Problem:
Print out the entries below with no edits.

Collected data entries:
******

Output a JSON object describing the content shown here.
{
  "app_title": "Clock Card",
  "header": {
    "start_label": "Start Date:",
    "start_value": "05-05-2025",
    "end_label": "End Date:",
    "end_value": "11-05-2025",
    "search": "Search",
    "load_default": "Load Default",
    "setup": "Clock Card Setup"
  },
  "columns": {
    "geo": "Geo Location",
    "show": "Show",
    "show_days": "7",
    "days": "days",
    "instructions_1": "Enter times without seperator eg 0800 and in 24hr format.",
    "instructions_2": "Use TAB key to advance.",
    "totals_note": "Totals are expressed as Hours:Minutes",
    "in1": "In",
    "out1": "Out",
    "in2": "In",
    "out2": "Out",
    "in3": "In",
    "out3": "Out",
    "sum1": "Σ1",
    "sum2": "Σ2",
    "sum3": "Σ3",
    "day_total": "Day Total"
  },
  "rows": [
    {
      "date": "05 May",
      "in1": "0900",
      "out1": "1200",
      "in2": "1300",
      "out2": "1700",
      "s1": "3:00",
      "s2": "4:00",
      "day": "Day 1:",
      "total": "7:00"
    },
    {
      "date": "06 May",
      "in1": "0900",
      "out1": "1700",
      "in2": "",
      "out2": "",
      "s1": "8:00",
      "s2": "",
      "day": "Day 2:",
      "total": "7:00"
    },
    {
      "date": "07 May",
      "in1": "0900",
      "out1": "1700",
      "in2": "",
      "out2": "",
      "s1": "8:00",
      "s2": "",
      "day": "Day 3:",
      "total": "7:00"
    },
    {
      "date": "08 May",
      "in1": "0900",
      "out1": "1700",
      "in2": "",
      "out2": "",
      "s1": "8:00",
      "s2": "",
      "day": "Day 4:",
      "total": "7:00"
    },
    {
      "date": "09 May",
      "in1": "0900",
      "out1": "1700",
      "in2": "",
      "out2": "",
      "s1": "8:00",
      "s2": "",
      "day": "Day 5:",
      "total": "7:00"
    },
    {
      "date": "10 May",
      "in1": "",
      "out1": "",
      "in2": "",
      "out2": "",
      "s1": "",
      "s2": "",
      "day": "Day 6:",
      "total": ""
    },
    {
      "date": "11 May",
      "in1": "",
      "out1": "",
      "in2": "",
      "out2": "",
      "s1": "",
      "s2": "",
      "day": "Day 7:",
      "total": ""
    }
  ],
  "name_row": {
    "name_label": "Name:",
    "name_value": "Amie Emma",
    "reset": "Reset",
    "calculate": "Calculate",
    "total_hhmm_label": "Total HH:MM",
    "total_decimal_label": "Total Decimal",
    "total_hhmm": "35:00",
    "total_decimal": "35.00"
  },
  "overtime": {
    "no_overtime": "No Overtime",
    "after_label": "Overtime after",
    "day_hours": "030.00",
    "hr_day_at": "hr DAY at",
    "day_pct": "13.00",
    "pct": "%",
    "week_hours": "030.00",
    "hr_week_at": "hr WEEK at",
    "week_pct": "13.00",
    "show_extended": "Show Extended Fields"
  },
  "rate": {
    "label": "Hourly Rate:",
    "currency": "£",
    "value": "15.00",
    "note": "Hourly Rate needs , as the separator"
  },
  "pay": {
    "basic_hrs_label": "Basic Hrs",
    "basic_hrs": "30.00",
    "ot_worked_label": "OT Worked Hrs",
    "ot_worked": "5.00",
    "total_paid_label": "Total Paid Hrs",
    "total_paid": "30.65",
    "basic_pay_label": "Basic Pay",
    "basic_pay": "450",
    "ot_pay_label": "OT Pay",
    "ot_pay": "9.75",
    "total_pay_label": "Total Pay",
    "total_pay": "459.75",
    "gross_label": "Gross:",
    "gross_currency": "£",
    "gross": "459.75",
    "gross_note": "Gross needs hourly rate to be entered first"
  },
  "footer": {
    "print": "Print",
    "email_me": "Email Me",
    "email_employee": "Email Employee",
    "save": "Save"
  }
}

******

Full response:
Output a JSON object describing the content shown here.
{
  "app_title": "Clock Card",
  "header": {
    "start_label": "Start Date:",
    "start_value": "05-05-2025",
    "end_label": "End Date:",
    "end_value": "11-05-2025",
    "search": "Search",
    "load_default": "Load Default",
    "setup": "Clock Card Setup"
  },
  "columns": {
    "geo": "Geo Location",
    "show": "Show",
    "show_days": "7",
    "days": "days",
    "instructions_1": "Enter times without seperator eg 0800 and in 24hr format.",
    "instructions_2": "Use TAB key to advance.",
    "totals_note": "Totals are expressed as Hours:Minutes",
    "in1": "In",
    "out1": "Out",
    "in2": "In",
    "out2": "Out",
    "in3": "In",
    "out3": "Out",
    "sum1": "Σ1",
    "sum2": "Σ2",
    "sum3": "Σ3",
    "day_total": "Day Total"
  },
  "rows": [
    {
      "date": "05 May",
      "in1": "0900",
      "out1": "1200",
      "in2": "1300",
      "out2": "1700",
      "s1": "3:00",
      "s2": "4:00",
      "day": "Day 1:",
      "total": "7:00"
    },
    {
      "date": "06 May",
      "in1": "0900",
      "out1": "1700",
      "in2": "",
      "out2": "",
      "s1": "8:00",
      "s2": "",
      "day": "Day 2:",
      "total": "7:00"
    },
    {
      "date": "07 May",
      "in1": "0900",
      "out1": "1700",
      "in2": "",
      "out2": "",
      "s1": "8:00",
      "s2": "",
      "day": "Day 3:",
      "total": "7:00"
    },
    {
      "date": "08 May",
      "in1": "0900",
      "out1": "1700",
      "in2": "",
      "out2": "",
      "s1": "8:00",
      "s2": "",
      "day": "Day 4:",
      "total": "7:00"
    },
    {
      "date": "09 May",
      "in1": "0900",
      "out1": "1700",
      "in2": "",
      "out2": "",
      "s1": "8:00",
      "s2": "",
      "day": "Day 5:",
      "total": "7:00"
    },
    {
      "date": "10 May",
      "in1": "",
      "out1": "",
      "in2": "",
      "out2": "",
      "s1": "",
      "s2": "",
      "day": "Day 6:",
      "total": ""
    },
    {
      "date": "11 May",
      "in1": "",
      "out1": "",
      "in2": "",
      "out2": "",
      "s1": "",
      "s2": "",
      "day": "Day 7:",
      "total": ""
    }
  ],
  "name_row": {
    "name_label": "Name:",
    "name_value": "Amie Emma",
    "reset": "Reset",
    "calculate": "Calculate",
    "total_hhmm_label": "Total HH:MM",
    "total_decimal_label": "Total Decimal",
    "total_hhmm": "35:00",
    "total_decimal": "35.00"
  },
  "overtime": {
    "no_overtime": "No Overtime",
    "after_label": "Overtime after",
    "day_hours": "030.00",
    "hr_day_at": "hr DAY at",
    "day_pct": "13.00",
    "pct": "%",
    "week_hours": "030.00",
    "hr_week_at": "hr WEEK at",
    "week_pct": "13.00",
    "show_extended": "Show Extended Fields"
  },
  "rate": {
    "label": "Hourly Rate:",
    "currency": "£",
    "value": "15.00",
    "note": "Hourly Rate needs , as the separator"
  },
  "pay": {
    "basic_hrs_label": "Basic Hrs",
    "basic_hrs": "30.00",
    "ot_worked_label": "OT Worked Hrs",
    "ot_worked": "5.00",
    "total_paid_label": "Total Paid Hrs",
    "total_paid": "30.65",
    "basic_pay_label": "Basic Pay",
    "basic_pay": "450",
    "ot_pay_label": "OT Pay",
    "ot_pay": "9.75",
    "total_pay_label": "Total Pay",
    "total_pay": "459.75",
    "gross_label": "Gross:",
    "gross_currency": "£",
    "gross": "459.75",
    "gross_note": "Gross needs hourly rate to be entered first"
  },
  "footer": {
    "print": "Print",
    "email_me": "Email Me",
    "email_employee": "Email Employee",
    "save": "Save"
  }
}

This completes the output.